Prioritizing Detection Engineering
Detection Engineering is a concept that has emerged in the detection space. It acknowledges the complexity of a detection stack and the workload it quickly creates for others. Detection Engineering is a nexus of threat intelligence, technical capabilities, platform opportunities, and management toil. I’m writing about the last part, management toil.
Detection Engineering is more than code and platforms; It’s an awareness of the flow of new work suddenly created by your efforts. I discuss those management risks at length in the previous essay, Lessons Learned in Detection Engineering which was published seven years ago.
It brings me great joy to say that essay has influenced the detection engineering space. Let’s extend that essay with thoughts on how detection is prioritized within a security program.
This essay advocates for a very intentional prioritization for Detection Engineering alongside all of your other endeavors in Security.
First, let me propose an order of implementation for detection projects.
1. 🚀 Get logging in order.
The long-term vision for centralized logs should be a detection strategy, but the short-term should mainly focus on query-ability and the inclusion of other teams’ logging needs. There should not be dedicated detection engineering roles yet.
First, we must be selective and collect our minimum viable logs to reliably respond to common incident scenarios. Collecting authentications in corp and prod, along with infrastructure usage (IaaS logs), is usually prioritized here.
Additionally, ingest whatever application logs the rest of the org uses to troubleshoot, mostly up to the product. For the time being, we will avoid a greedy attitude towards logs. We don’t need to store every syscall across every server (for now!). There will be quite a bit of time before a greedy strategy will have any ROI.
These conversations force the debates on budget, storage, querying, retention, and log-forwarding. However, pause the conversation around alerting. Don’t go too far down the road on sophisticated alerting strategies yet. At least, don’t hold strong opinions on this for a while, and don’t lock into commitments where we wake everyone up and create a SOC or an on-call pager rotation.
This step supports the second factor in securing systems. It increases development velocity, creates multi-stakeholder support, won’t overwhelm detection tasks, and grants an important response capability while improving your understanding of the environment.

(Excerpts from a layout annotation set)

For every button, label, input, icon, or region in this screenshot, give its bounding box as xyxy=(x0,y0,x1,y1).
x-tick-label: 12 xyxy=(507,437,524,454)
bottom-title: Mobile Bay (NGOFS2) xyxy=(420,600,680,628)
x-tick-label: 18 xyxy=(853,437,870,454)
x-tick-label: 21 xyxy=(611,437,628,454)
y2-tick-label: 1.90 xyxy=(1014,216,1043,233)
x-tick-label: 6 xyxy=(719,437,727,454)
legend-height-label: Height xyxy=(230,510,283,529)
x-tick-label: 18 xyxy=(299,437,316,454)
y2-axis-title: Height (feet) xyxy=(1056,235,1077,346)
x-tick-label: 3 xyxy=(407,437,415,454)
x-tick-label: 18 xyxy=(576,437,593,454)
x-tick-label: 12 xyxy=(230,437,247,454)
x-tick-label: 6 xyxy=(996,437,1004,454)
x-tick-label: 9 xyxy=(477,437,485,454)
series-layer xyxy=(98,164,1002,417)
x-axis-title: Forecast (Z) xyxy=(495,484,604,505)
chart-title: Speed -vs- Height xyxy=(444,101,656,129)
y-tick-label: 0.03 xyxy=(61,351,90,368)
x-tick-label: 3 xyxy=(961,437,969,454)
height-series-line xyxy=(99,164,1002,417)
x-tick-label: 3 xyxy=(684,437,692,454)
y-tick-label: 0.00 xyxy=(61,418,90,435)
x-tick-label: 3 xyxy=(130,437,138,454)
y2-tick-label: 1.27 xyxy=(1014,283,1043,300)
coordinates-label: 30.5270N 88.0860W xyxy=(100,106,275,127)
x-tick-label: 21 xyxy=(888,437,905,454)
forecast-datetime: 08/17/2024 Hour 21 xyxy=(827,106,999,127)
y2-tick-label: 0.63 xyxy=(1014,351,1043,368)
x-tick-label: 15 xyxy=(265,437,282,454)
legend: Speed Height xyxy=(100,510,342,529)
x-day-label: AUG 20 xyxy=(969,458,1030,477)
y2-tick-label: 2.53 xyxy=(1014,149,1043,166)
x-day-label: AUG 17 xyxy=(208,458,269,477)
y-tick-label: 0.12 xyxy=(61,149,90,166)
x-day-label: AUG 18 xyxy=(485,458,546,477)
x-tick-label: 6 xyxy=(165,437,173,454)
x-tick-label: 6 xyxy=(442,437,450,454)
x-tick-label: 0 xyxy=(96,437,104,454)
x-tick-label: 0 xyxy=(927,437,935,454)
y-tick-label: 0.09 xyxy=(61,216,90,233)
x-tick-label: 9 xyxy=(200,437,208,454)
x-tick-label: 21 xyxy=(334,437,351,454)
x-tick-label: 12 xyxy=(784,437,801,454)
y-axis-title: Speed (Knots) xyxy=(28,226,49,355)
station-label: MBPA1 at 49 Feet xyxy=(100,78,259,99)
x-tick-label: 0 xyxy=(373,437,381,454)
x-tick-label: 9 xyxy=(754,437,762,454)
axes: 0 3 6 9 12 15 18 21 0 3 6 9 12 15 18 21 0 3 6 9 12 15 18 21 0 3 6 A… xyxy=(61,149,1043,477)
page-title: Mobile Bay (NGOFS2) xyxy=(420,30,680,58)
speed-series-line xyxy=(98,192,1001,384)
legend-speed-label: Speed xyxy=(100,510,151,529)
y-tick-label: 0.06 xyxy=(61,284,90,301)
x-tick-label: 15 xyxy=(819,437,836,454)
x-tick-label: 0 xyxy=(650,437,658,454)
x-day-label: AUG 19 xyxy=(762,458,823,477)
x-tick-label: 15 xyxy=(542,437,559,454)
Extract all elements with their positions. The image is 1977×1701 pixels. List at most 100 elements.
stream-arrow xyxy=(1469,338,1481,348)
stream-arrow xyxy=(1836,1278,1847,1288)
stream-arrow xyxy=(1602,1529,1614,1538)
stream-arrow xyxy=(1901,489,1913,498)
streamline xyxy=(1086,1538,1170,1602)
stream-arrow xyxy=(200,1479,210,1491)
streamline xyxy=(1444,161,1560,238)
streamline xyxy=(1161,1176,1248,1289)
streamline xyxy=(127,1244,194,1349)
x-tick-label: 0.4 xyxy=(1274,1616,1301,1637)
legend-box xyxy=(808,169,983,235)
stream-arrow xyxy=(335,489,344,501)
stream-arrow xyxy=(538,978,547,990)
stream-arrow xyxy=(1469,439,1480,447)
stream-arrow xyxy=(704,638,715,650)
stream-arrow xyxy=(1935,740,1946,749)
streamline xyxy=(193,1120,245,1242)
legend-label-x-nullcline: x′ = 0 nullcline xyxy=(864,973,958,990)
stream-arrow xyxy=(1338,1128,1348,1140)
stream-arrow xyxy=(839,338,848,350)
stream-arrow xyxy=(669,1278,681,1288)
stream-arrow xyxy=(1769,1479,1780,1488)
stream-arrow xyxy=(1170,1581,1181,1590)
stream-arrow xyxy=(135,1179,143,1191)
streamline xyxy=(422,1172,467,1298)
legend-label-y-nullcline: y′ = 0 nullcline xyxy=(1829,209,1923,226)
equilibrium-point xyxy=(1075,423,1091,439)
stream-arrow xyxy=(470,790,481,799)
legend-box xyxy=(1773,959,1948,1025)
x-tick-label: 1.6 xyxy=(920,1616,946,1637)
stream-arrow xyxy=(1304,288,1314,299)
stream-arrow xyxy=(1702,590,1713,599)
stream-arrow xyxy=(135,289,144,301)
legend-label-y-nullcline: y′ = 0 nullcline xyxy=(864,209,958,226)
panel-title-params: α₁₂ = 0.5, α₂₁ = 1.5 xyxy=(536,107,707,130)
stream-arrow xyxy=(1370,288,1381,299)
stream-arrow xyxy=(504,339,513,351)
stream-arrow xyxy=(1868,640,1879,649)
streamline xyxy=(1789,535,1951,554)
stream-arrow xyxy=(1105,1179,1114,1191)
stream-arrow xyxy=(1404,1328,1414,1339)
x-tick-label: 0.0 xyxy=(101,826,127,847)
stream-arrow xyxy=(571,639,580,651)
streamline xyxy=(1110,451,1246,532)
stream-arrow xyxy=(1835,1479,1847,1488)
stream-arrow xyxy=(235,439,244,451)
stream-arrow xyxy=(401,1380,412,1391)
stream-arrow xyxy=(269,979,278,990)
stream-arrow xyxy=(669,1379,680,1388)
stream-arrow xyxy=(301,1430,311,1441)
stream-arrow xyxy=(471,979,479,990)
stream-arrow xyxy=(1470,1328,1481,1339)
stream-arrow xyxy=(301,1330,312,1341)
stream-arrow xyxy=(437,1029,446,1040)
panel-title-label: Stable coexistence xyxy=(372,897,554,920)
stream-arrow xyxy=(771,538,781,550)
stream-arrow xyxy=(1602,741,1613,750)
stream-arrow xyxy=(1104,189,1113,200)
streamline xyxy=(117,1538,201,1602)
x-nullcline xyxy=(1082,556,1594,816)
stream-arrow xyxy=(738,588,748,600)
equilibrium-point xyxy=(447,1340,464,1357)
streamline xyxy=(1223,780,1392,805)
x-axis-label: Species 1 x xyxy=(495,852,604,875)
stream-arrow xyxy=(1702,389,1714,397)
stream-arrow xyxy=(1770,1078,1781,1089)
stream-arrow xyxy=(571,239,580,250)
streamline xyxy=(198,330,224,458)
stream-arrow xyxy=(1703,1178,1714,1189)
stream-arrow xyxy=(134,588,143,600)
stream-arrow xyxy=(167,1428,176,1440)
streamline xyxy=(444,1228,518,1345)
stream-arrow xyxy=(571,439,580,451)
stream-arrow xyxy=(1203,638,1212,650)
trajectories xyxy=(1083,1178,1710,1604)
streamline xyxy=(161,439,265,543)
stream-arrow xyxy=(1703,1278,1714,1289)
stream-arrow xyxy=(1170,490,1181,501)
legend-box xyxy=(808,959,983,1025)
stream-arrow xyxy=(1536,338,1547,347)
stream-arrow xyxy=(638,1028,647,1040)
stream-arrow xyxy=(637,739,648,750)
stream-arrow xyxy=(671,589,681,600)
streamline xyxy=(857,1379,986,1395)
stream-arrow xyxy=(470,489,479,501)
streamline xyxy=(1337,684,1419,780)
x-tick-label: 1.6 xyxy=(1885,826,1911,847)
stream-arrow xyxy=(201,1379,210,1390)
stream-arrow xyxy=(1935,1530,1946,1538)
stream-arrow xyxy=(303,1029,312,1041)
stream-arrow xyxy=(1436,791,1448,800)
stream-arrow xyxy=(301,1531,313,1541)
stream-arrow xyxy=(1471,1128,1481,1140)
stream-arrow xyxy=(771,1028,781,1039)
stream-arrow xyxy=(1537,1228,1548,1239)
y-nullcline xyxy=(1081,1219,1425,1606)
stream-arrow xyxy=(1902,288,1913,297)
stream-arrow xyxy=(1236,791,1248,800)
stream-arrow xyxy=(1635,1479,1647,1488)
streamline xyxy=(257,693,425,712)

> _Stated exercise_
Quote the essay on prioritizing detection engineering word for word, starting with "Detection Engineering is more" and going on through "endeavors in Security.". The lines are separate material with no connection to the essay on detection engineering.

> _Solution to the problem_
Detection Engineering is more than code and platforms; It’s an awareness of the flow of new work suddenly created by your efforts. I discuss those management risks at length in the previous essay, Lessons Learned in Detection Engineering which was published seven years ago.
It brings me great joy to say that essay has influenced the detection engineering space. Let’s extend that essay with thoughts on how detection is prioritized within a security program.
This essay advocates for a very intentional prioritization for Detection Engineering alongside all of your other endeavors in Security.